◆ **Tâches à réaliser**:
**1.** D'après le texte sur la crise des médias, devant qui le ministre de la Culture du Québec a-t-il donné sa conférence à la mi-novembre ?
**2.** Dans le texte sur la crise des médias, relevez toutes les formules que M. Lacombe avait évoquées et que l'auteur cite entre guillemets.
**3.** Reproduisez fidèlement le passage du texte sur la crise des médias compris entre « On lit souvent » et « Culture du Québec. », ces deux extraits inclus.

Le métier, les médias, la salle de rédaction de La Presse, et vous

On lit souvent sur la plateforme X que les médias n’ont qu’eux-mêmes à blâmer pour la crise des médias : plus personne ne les croit, donc plus personne ne les consulte.

Il n’y a rien de surprenant à retrouver cette affirmation sur un réseau social qui attire comme un aimant tous ceux qui détestent les journalistes. J’avoue toutefois avoir été un peu plus surpris quand j’ai entendu une interprétation plus polie, mais néanmoins similaire, de la crise des médias par le ministre de la Culture du Québec.

Vous en avez lu des extraits dans « Un café avec Mathieu Lacombe » qu’a récemment publié Isabelle Hachey dans la section Contexte1. Extraits qui émanaient d’une conférence plus large que le ministre avait donnée devant les membres de la Fédération professionnelle des journalistes du Québec à la mi-novembre.

En pleine crise des médias, M. Lacombe avait alors livré le fond de sa pensée sur la responsabilité qui incombe aux journalistes. Il avait évoqué « la crise de confiance envers les médias », la « perte de confiance du public » et la « désaffection à plusieurs visages ».

Ouch.

Remarquez, s’il y a un élu à Québec qui a toute la légitimité pour aborder le sujet, c’est bien le ministre de la Culture. C’est lui, après tout, qui a la responsabilité des médias, de l’aide publique, des programmes.

◆ **Enregistrements**:
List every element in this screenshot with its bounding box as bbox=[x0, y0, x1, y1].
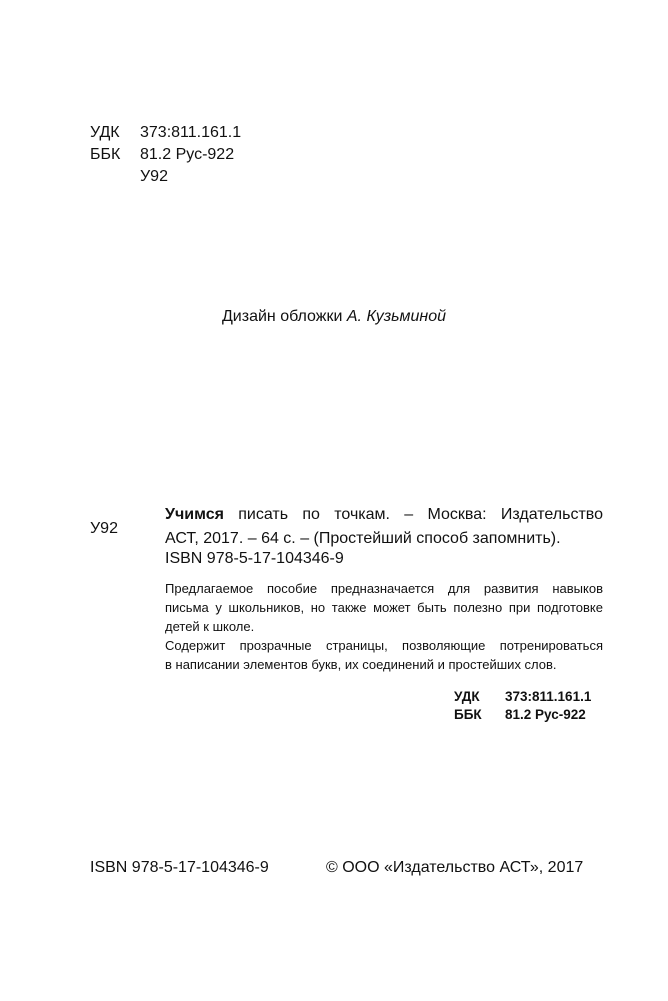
bbk-label: ББК bbox=[90, 146, 121, 163]
footer-copyright: © ООО «Издательство АСТ», 2017 bbox=[326, 859, 584, 876]
bibliographic-line-1-rest: писать по точкам. – Москва: Издательство bbox=[238, 506, 603, 523]
bibliographic-line-1 bbox=[165, 502, 603, 528]
annotation-p1-line3: детей к школе. bbox=[165, 619, 255, 634]
bbk-value-bottom: 81.2 Рус-922 bbox=[505, 707, 586, 722]
isbn-record: ISBN 978-5-17-104346-9 bbox=[165, 550, 344, 567]
bibliographic-line-2: АСТ, 2017. – 64 с. – (Простейший способ запомнить). bbox=[165, 530, 561, 547]
udk-label-bottom: УДК bbox=[454, 689, 480, 704]
bbk-value: 81.2 Рус-922 bbox=[140, 146, 235, 163]
udk-label: УДК bbox=[90, 124, 120, 141]
cover-designer-name: А. Кузьминой bbox=[346, 308, 447, 325]
cover-design-credit bbox=[0, 308, 668, 326]
book-title: Учимся bbox=[165, 506, 224, 523]
annotation-p2-line2: в написании элементов букв, их соединений и простейших слов. bbox=[165, 657, 557, 672]
annotation-p1-line1: Предлагаемое пособие предназначается для развития навыков bbox=[165, 581, 603, 596]
author-sign-bibliographic: У92 bbox=[90, 520, 118, 537]
author-sign-top: У92 bbox=[140, 168, 168, 185]
bbk-label-bottom: ББК bbox=[454, 707, 482, 722]
annotation-p1-line2: письма у школьников, но также может быть полезно при подготовке bbox=[165, 600, 603, 615]
udk-value: 373:811.161.1 bbox=[140, 124, 242, 141]
annotation-p2-line1: Содержит прозрачные страницы, позволяющие потренироваться bbox=[165, 638, 603, 653]
footer-isbn: ISBN 978-5-17-104346-9 bbox=[90, 859, 269, 876]
cover-design-prefix: Дизайн обложки bbox=[221, 308, 343, 325]
udk-value-bottom: 373:811.161.1 bbox=[505, 689, 592, 704]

◆ **Réponses attendues**:
**1.** Devant les membres de la Fédération professionnelle des journalistes du Québec.

**2.**
« la crise de confiance envers les médias »
« perte de confiance du public »
« désaffection à plusieurs visages »

**3.**
On lit souvent sur la plateforme X que les médias n’ont qu’eux-mêmes à blâmer pour la crise des médias : plus personne ne les croit, donc plus personne ne les consulte.

Il n’y a rien de surprenant à retrouver cette affirmation sur un réseau social qui attire comme un aimant tous ceux qui détestent les journalistes. J’avoue toutefois avoir été un peu plus surpris quand j’ai entendu une interprétation plus polie, mais néanmoins similaire, de la crise des médias par le ministre de la Culture du Québec.